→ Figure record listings

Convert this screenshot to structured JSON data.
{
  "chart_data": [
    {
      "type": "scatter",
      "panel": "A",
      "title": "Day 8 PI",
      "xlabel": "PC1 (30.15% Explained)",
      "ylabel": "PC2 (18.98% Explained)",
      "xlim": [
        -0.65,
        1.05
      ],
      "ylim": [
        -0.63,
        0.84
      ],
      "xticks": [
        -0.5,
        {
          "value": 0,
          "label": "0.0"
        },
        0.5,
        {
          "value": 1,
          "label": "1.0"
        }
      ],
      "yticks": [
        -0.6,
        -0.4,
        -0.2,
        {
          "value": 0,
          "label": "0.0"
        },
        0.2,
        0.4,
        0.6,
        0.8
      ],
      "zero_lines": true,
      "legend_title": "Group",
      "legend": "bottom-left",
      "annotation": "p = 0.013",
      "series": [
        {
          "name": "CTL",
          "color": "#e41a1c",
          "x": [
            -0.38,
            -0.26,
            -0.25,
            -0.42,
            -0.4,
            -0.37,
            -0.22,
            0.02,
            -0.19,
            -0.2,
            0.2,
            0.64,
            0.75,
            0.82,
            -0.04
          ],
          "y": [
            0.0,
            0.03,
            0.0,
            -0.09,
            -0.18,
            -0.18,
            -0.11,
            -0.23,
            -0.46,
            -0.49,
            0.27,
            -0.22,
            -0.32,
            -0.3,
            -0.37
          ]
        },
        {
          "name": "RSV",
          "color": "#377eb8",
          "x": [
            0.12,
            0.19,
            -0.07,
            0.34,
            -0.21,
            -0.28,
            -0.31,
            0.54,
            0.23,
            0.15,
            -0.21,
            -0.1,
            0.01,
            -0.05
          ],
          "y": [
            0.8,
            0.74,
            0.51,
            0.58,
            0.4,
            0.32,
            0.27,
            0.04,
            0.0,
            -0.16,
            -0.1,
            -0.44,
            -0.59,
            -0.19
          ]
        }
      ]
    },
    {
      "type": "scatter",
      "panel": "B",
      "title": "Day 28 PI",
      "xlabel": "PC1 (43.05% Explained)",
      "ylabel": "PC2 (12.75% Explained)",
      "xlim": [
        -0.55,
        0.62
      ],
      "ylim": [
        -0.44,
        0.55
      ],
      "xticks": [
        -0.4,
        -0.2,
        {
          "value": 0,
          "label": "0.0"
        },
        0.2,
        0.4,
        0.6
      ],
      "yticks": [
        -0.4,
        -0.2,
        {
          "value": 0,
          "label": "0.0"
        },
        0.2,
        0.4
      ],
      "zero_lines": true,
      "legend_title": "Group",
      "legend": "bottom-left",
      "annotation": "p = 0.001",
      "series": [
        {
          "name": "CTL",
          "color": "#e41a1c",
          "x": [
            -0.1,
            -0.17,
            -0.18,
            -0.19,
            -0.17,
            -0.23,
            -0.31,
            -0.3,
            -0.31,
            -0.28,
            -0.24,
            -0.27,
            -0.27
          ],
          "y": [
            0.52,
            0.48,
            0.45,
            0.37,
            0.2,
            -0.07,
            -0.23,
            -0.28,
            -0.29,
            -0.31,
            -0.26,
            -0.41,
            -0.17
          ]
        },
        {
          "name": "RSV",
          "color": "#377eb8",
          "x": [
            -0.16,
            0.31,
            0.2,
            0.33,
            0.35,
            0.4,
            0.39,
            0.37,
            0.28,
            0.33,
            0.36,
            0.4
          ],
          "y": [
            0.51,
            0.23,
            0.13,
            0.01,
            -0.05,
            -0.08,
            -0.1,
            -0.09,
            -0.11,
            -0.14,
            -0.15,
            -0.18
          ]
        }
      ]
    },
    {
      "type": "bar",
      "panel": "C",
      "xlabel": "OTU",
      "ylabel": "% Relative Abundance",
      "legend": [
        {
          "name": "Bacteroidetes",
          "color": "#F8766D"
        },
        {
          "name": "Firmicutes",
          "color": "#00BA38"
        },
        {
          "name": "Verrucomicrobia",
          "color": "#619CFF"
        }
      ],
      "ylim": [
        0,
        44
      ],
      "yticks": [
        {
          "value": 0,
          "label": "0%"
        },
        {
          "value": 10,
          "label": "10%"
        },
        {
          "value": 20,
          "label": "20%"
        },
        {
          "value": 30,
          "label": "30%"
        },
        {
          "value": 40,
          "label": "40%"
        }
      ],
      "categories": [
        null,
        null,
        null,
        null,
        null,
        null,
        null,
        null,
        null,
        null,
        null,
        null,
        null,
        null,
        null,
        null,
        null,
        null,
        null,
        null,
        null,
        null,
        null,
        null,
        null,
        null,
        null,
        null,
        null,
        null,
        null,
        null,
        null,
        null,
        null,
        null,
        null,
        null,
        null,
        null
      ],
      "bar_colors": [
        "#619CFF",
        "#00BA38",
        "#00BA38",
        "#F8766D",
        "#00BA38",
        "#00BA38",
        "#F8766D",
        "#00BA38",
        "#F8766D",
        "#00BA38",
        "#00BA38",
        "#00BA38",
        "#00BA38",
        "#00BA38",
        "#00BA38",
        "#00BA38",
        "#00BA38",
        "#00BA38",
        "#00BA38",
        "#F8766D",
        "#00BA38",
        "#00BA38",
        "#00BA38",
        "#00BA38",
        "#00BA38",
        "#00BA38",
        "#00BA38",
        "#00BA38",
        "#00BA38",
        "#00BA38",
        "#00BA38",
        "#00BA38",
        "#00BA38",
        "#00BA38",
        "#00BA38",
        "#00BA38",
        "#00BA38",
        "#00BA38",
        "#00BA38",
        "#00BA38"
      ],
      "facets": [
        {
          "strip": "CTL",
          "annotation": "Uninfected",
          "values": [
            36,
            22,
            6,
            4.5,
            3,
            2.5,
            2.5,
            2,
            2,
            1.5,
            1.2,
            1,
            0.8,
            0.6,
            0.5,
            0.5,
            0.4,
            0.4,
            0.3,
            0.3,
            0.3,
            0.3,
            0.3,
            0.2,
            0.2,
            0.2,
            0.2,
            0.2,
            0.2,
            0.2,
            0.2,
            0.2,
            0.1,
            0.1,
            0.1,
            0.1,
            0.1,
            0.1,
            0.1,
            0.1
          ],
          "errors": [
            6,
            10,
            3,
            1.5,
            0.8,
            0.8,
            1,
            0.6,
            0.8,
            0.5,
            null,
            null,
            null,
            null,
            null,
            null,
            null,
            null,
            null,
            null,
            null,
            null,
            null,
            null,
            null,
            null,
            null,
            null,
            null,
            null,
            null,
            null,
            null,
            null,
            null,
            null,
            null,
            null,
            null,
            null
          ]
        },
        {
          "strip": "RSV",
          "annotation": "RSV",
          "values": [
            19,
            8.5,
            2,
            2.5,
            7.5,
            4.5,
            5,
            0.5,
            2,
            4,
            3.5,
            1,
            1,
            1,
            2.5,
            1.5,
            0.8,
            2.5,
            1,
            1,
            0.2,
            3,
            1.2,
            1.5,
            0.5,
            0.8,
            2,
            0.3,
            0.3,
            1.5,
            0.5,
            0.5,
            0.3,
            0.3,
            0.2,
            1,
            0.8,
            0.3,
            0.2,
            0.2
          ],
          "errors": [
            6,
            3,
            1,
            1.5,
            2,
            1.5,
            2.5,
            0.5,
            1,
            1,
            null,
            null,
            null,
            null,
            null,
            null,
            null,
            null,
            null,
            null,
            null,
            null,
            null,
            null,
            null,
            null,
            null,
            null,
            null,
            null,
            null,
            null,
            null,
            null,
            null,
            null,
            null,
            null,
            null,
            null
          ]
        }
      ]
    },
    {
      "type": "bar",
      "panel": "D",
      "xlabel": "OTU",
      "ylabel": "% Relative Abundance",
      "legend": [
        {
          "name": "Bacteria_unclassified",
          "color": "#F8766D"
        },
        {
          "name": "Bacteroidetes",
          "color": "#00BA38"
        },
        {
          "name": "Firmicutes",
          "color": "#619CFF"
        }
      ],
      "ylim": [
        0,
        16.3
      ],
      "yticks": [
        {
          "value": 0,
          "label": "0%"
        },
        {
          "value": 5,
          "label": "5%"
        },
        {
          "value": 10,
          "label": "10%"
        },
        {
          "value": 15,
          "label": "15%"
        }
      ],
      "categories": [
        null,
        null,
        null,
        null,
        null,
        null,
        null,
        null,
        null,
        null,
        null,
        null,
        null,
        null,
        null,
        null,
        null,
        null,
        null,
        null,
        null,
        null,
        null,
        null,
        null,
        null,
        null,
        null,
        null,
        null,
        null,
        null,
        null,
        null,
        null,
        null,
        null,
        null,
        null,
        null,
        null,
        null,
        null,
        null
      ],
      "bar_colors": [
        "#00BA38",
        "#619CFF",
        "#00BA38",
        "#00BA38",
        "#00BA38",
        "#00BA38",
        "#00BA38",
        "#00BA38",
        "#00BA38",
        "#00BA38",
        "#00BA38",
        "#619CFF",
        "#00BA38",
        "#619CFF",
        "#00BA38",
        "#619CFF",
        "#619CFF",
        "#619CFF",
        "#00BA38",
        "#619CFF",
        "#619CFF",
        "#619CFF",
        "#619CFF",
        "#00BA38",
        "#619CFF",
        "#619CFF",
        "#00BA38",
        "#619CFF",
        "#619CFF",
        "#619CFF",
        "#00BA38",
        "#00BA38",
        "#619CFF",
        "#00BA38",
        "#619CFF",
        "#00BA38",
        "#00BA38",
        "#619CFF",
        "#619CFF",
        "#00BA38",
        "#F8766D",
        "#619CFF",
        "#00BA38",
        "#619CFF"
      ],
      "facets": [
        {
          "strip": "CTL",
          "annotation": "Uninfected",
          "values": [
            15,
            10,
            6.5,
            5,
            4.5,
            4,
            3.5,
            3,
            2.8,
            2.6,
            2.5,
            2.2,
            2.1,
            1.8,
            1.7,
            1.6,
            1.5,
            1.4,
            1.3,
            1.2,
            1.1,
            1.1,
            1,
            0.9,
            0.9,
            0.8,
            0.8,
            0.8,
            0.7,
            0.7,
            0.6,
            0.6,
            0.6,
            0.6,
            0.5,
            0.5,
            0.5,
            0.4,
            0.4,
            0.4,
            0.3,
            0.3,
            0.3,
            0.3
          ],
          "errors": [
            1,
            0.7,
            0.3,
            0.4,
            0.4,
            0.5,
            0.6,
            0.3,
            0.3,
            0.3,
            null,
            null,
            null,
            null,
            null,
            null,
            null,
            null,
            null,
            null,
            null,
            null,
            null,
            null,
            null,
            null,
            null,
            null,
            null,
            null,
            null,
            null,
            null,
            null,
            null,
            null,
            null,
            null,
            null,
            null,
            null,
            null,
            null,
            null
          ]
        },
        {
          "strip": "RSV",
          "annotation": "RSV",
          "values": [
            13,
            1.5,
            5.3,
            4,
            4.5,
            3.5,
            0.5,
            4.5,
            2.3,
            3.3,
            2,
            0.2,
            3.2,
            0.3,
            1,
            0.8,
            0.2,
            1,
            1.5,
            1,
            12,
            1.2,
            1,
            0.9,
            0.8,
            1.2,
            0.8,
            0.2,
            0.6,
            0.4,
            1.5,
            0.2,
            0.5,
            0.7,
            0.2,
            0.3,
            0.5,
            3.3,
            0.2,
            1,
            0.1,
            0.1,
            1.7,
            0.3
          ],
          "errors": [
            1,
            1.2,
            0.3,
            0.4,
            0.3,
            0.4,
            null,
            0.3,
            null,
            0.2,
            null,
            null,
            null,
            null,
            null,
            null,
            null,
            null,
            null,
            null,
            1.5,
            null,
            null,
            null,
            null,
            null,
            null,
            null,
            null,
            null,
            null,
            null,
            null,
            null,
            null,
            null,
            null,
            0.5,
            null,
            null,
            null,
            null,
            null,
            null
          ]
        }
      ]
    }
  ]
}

→ ABOUT THIS TASK
Show all lines in the entries above where the word "ylabel" appears.

→ TASK RESPONSE
      "ylabel": "PC2 (18.98% Explained)",
      "ylabel": "PC2 (12.75% Explained)",
      "ylabel": "% Relative Abundance",
      "ylabel": "% Relative Abundance",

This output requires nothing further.